• [WORK INSTRUCTIONS]: Pick out the lines below that contain the string "three" and copy them all.

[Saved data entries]
———

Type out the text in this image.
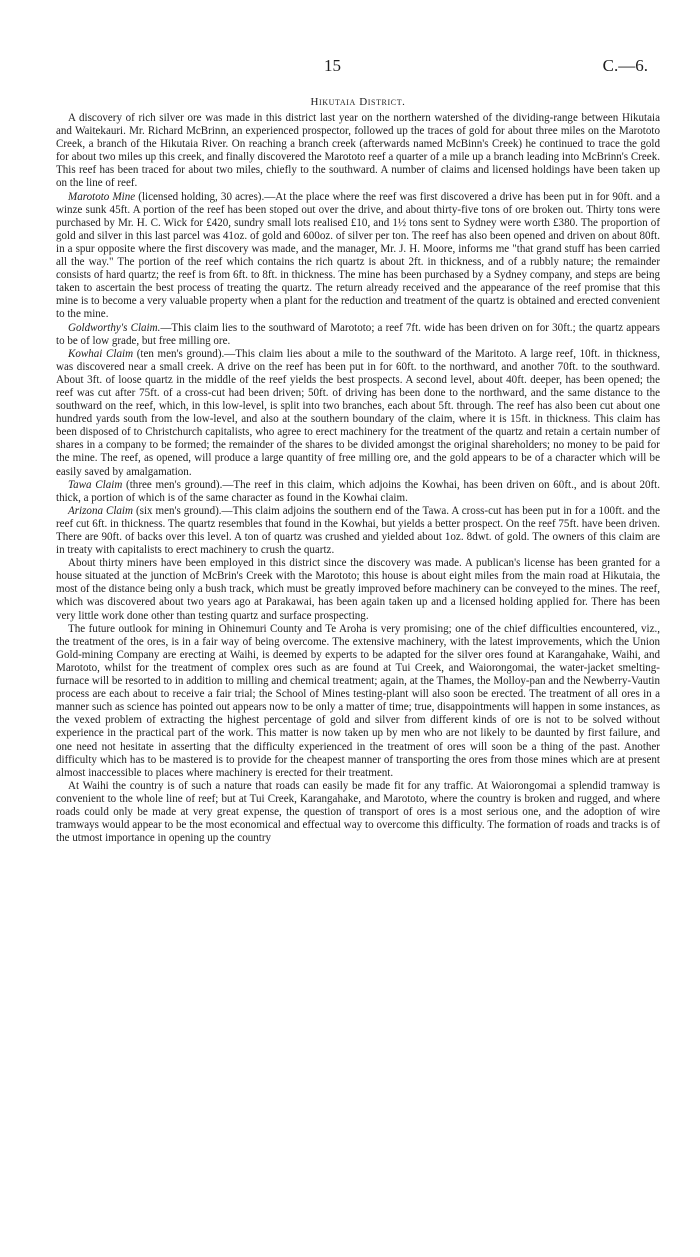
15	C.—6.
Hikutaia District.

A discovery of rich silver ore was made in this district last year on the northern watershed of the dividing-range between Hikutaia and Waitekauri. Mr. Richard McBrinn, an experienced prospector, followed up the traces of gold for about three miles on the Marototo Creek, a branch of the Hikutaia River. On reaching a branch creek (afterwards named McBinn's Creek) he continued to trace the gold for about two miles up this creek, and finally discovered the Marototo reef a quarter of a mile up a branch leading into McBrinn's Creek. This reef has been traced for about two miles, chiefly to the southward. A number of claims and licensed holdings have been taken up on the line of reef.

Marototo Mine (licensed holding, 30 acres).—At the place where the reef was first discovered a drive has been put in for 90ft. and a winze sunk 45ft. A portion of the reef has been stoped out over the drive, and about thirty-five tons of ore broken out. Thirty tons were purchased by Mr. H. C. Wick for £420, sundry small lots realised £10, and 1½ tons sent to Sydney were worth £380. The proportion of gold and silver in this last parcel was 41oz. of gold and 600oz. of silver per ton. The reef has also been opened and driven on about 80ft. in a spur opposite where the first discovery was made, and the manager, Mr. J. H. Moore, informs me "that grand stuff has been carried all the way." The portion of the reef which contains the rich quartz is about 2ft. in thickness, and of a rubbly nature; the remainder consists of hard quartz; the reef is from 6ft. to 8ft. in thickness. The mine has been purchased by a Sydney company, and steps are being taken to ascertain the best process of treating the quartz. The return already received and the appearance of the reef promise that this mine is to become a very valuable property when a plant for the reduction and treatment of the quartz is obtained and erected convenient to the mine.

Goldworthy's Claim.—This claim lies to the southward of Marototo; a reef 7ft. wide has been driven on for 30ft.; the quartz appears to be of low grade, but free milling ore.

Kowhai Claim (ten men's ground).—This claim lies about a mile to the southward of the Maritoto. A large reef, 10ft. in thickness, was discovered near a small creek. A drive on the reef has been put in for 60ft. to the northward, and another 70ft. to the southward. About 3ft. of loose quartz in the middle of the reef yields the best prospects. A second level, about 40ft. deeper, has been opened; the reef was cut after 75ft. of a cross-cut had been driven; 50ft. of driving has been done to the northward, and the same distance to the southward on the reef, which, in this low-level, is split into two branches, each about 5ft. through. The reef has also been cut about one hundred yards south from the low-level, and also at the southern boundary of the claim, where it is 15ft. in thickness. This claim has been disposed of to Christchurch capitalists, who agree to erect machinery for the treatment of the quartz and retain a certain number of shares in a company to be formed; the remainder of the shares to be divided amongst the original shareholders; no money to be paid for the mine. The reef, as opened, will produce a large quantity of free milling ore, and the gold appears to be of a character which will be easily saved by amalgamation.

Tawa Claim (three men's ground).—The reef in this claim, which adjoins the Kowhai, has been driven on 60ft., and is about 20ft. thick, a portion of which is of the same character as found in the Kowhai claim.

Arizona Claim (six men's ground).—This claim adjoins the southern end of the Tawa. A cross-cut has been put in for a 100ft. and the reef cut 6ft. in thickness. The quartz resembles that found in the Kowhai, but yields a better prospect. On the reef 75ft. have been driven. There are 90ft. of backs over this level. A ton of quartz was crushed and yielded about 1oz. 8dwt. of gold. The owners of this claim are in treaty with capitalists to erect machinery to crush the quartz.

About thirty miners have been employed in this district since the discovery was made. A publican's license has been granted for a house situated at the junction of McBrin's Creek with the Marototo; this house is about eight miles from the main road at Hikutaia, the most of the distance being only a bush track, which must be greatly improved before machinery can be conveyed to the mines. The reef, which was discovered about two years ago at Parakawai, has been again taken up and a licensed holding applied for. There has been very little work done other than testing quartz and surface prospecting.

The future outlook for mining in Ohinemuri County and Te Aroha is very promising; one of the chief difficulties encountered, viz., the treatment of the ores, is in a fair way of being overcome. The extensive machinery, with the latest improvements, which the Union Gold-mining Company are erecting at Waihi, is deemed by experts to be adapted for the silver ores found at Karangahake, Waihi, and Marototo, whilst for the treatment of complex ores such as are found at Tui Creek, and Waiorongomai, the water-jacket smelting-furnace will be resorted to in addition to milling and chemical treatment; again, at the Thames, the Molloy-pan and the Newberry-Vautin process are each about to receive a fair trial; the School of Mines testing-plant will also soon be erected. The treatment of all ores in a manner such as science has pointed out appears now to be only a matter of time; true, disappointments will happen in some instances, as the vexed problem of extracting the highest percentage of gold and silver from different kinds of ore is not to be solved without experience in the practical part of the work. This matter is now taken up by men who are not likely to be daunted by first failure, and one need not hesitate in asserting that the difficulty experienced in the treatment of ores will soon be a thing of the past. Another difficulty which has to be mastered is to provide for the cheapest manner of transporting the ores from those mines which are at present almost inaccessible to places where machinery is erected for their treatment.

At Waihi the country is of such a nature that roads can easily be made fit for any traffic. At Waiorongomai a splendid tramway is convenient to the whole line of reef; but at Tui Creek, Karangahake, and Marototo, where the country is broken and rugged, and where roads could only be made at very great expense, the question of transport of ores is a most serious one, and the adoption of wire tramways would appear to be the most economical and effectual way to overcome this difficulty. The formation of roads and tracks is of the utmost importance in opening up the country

———

• [COMPLETED TASK]:
A discovery of rich silver ore was made in this district last year on the northern watershed of the dividing-range between Hikutaia and Waitekauri. Mr. Richard McBrinn, an experienced prospector, followed up the traces of gold for about three miles on the Marototo Creek, a branch of the Hikutaia River. On reaching a branch creek (afterwards named McBinn's Creek) he continued to trace the gold for about two miles up this creek, and finally discovered the Marototo reef a quarter of a mile up a branch leading into McBrinn's Creek. This reef has been traced for about two miles, chiefly to the southward. A number of claims and licensed holdings have been taken up on the line of reef.
Tawa Claim (three men's ground).—The reef in this claim, which adjoins the Kowhai, has been driven on 60ft., and is about 20ft. thick, a portion of which is of the same character as found in the Kowhai claim.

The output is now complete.